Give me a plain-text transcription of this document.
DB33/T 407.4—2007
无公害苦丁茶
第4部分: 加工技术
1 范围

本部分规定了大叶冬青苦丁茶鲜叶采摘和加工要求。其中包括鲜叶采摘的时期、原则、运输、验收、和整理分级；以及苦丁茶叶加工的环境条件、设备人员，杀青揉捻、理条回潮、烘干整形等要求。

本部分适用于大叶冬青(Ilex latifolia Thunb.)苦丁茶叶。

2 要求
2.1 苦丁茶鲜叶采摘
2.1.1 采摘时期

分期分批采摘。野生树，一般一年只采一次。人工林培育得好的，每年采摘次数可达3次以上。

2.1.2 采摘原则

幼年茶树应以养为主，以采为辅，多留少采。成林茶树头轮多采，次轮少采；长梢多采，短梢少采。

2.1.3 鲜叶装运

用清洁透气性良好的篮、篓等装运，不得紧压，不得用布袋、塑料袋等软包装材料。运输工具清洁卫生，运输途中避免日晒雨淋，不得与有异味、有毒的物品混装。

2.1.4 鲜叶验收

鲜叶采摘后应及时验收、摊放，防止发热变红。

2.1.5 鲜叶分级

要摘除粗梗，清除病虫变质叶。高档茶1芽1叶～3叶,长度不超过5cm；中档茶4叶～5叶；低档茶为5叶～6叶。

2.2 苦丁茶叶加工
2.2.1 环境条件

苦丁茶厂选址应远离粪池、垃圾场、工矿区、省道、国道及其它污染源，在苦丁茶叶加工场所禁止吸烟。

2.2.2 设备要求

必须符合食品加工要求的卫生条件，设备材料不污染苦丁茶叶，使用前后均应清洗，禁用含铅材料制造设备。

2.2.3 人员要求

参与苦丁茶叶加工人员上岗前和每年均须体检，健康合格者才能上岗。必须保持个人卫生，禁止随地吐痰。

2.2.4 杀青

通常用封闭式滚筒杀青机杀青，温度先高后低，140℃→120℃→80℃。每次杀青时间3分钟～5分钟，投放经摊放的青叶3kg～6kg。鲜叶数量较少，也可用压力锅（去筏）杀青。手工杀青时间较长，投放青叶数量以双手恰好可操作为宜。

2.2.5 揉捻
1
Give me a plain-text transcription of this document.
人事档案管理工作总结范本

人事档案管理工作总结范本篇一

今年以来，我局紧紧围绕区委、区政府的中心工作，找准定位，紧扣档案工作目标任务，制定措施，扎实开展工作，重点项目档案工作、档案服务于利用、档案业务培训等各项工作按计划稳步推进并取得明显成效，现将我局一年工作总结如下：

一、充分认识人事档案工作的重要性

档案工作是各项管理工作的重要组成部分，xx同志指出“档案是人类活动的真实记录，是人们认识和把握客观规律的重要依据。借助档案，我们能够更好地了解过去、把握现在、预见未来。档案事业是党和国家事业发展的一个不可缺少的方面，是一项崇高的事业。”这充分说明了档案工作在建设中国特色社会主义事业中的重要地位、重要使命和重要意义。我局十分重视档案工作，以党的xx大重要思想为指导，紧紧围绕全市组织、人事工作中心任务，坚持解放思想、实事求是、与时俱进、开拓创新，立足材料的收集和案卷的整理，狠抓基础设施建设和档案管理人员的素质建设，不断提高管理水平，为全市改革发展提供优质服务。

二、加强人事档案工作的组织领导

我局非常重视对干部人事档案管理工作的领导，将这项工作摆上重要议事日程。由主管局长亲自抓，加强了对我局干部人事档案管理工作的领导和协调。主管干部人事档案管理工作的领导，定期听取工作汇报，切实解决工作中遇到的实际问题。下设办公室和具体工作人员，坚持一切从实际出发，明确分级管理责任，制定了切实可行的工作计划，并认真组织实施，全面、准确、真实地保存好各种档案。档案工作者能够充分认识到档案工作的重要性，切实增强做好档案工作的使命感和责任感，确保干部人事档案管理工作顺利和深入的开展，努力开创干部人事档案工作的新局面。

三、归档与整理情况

- **WORK REQUIRED**
Print all the data exactly.

- **CORRECT RESULT**
Give me a plain-text transcription of this document.
DB33/T 407.4—2007
无公害苦丁茶
第4部分: 加工技术
1 范围

本部分规定了大叶冬青苦丁茶鲜叶采摘和加工要求。其中包括鲜叶采摘的时期、原则、运输、验收、和整理分级；以及苦丁茶叶加工的环境条件、设备人员，杀青揉捻、理条回潮、烘干整形等要求。

本部分适用于大叶冬青(Ilex latifolia Thunb.)苦丁茶叶。

2 要求
2.1 苦丁茶鲜叶采摘
2.1.1 采摘时期

分期分批采摘。野生树，一般一年只采一次。人工林培育得好的，每年采摘次数可达3次以上。

2.1.2 采摘原则

幼年茶树应以养为主，以采为辅，多留少采。成林茶树头轮多采，次轮少采；长梢多采，短梢少采。

2.1.3 鲜叶装运

用清洁透气性良好的篮、篓等装运，不得紧压，不得用布袋、塑料袋等软包装材料。运输工具清洁卫生，运输途中避免日晒雨淋，不得与有异味、有毒的物品混装。

2.1.4 鲜叶验收

鲜叶采摘后应及时验收、摊放，防止发热变红。

2.1.5 鲜叶分级

要摘除粗梗，清除病虫变质叶。高档茶1芽1叶～3叶,长度不超过5cm；中档茶4叶～5叶；低档茶为5叶～6叶。

2.2 苦丁茶叶加工
2.2.1 环境条件

苦丁茶厂选址应远离粪池、垃圾场、工矿区、省道、国道及其它污染源，在苦丁茶叶加工场所禁止吸烟。

2.2.2 设备要求

必须符合食品加工要求的卫生条件，设备材料不污染苦丁茶叶，使用前后均应清洗，禁用含铅材料制造设备。

2.2.3 人员要求

参与苦丁茶叶加工人员上岗前和每年均须体检，健康合格者才能上岗。必须保持个人卫生，禁止随地吐痰。

2.2.4 杀青

通常用封闭式滚筒杀青机杀青，温度先高后低，140℃→120℃→80℃。每次杀青时间3分钟～5分钟，投放经摊放的青叶3kg～6kg。鲜叶数量较少，也可用压力锅（去筏）杀青。手工杀青时间较长，投放青叶数量以双手恰好可操作为宜。

2.2.5 揉捻
1
Give me a plain-text transcription of this document.
人事档案管理工作总结范本

人事档案管理工作总结范本篇一

今年以来，我局紧紧围绕区委、区政府的中心工作，找准定位，紧扣档案工作目标任务，制定措施，扎实开展工作，重点项目档案工作、档案服务于利用、档案业务培训等各项工作按计划稳步推进并取得明显成效，现将我局一年工作总结如下：

一、充分认识人事档案工作的重要性

档案工作是各项管理工作的重要组成部分，xx同志指出“档案是人类活动的真实记录，是人们认识和把握客观规律的重要依据。借助档案，我们能够更好地了解过去、把握现在、预见未来。档案事业是党和国家事业发展的一个不可缺少的方面，是一项崇高的事业。”这充分说明了档案工作在建设中国特色社会主义事业中的重要地位、重要使命和重要意义。我局十分重视档案工作，以党的xx大重要思想为指导，紧紧围绕全市组织、人事工作中心任务，坚持解放思想、实事求是、与时俱进、开拓创新，立足材料的收集和案卷的整理，狠抓基础设施建设和档案管理人员的素质建设，不断提高管理水平，为全市改革发展提供优质服务。

二、加强人事档案工作的组织领导

我局非常重视对干部人事档案管理工作的领导，将这项工作摆上重要议事日程。由主管局长亲自抓，加强了对我局干部人事档案管理工作的领导和协调。主管干部人事档案管理工作的领导，定期听取工作汇报，切实解决工作中遇到的实际问题。下设办公室和具体工作人员，坚持一切从实际出发，明确分级管理责任，制定了切实可行的工作计划，并认真组织实施，全面、准确、真实地保存好各种档案。档案工作者能够充分认识到档案工作的重要性，切实增强做好档案工作的使命感和责任感，确保干部人事档案管理工作顺利和深入的开展，努力开创干部人事档案工作的新局面。

三、归档与整理情况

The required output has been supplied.